◆ Goal of the exercise ◆
The goal is an unaltered copy of the records below, minus any images.

◆ Dataset ◆
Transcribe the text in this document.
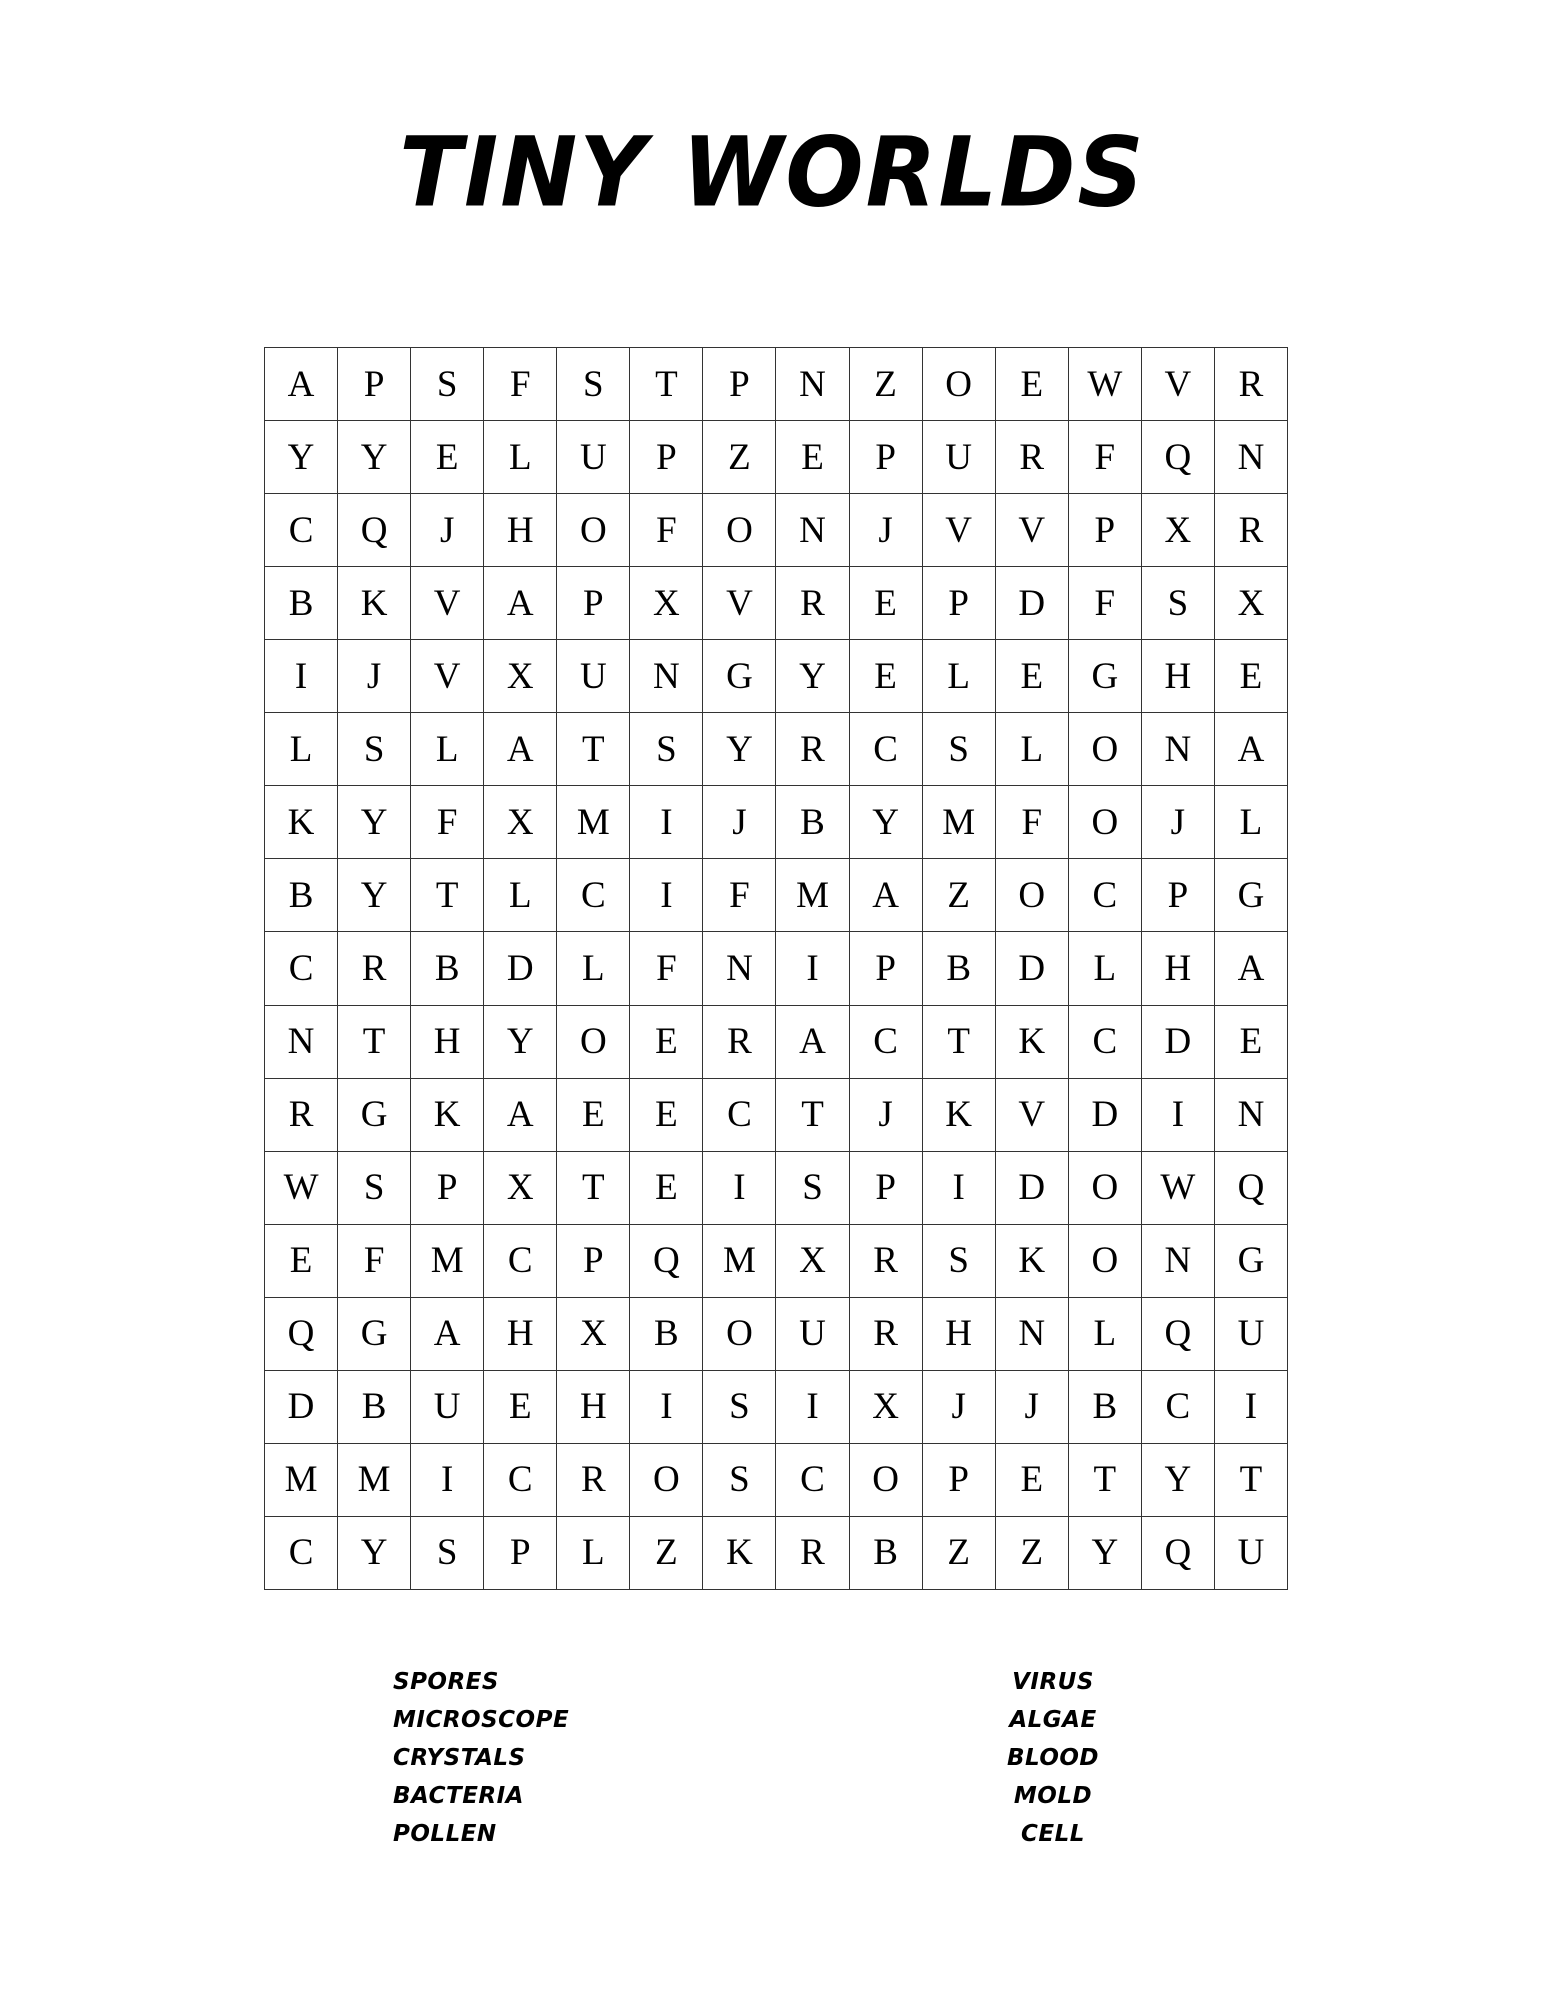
TINY WORLDS
A	P	S	F	S	T	P	N	Z	O	E	W	V	R
Y	Y	E	L	U	P	Z	E	P	U	R	F	Q	N
C	Q	J	H	O	F	O	N	J	V	V	P	X	R
B	K	V	A	P	X	V	R	E	P	D	F	S	X
I	J	V	X	U	N	G	Y	E	L	E	G	H	E
L	S	L	A	T	S	Y	R	C	S	L	O	N	A
K	Y	F	X	M	I	J	B	Y	M	F	O	J	L
B	Y	T	L	C	I	F	M	A	Z	O	C	P	G
C	R	B	D	L	F	N	I	P	B	D	L	H	A
N	T	H	Y	O	E	R	A	C	T	K	C	D	E
R	G	K	A	E	E	C	T	J	K	V	D	I	N
W	S	P	X	T	E	I	S	P	I	D	O	W	Q
E	F	M	C	P	Q	M	X	R	S	K	O	N	G
Q	G	A	H	X	B	O	U	R	H	N	L	Q	U
D	B	U	E	H	I	S	I	X	J	J	B	C	I
M	M	I	C	R	O	S	C	O	P	E	T	Y	T
C	Y	S	P	L	Z	K	R	B	Z	Z	Y	Q	U
SPORES
MICROSCOPE
CRYSTALS
BACTERIA
POLLEN
VIRUS
ALGAE
BLOOD
MOLD
CELL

◆ Answer to the problem ◆
Transcribe the text in this document.
TINY WORLDS
A	P	S	F	S	T	P	N	Z	O	E	W	V	R
Y	Y	E	L	U	P	Z	E	P	U	R	F	Q	N
C	Q	J	H	O	F	O	N	J	V	V	P	X	R
B	K	V	A	P	X	V	R	E	P	D	F	S	X
I	J	V	X	U	N	G	Y	E	L	E	G	H	E
L	S	L	A	T	S	Y	R	C	S	L	O	N	A
K	Y	F	X	M	I	J	B	Y	M	F	O	J	L
B	Y	T	L	C	I	F	M	A	Z	O	C	P	G
C	R	B	D	L	F	N	I	P	B	D	L	H	A
N	T	H	Y	O	E	R	A	C	T	K	C	D	E
R	G	K	A	E	E	C	T	J	K	V	D	I	N
W	S	P	X	T	E	I	S	P	I	D	O	W	Q
E	F	M	C	P	Q	M	X	R	S	K	O	N	G
Q	G	A	H	X	B	O	U	R	H	N	L	Q	U
D	B	U	E	H	I	S	I	X	J	J	B	C	I
M	M	I	C	R	O	S	C	O	P	E	T	Y	T
C	Y	S	P	L	Z	K	R	B	Z	Z	Y	Q	U
SPORES
MICROSCOPE
CRYSTALS
BACTERIA
POLLEN
VIRUS
ALGAE
BLOOD
MOLD
CELL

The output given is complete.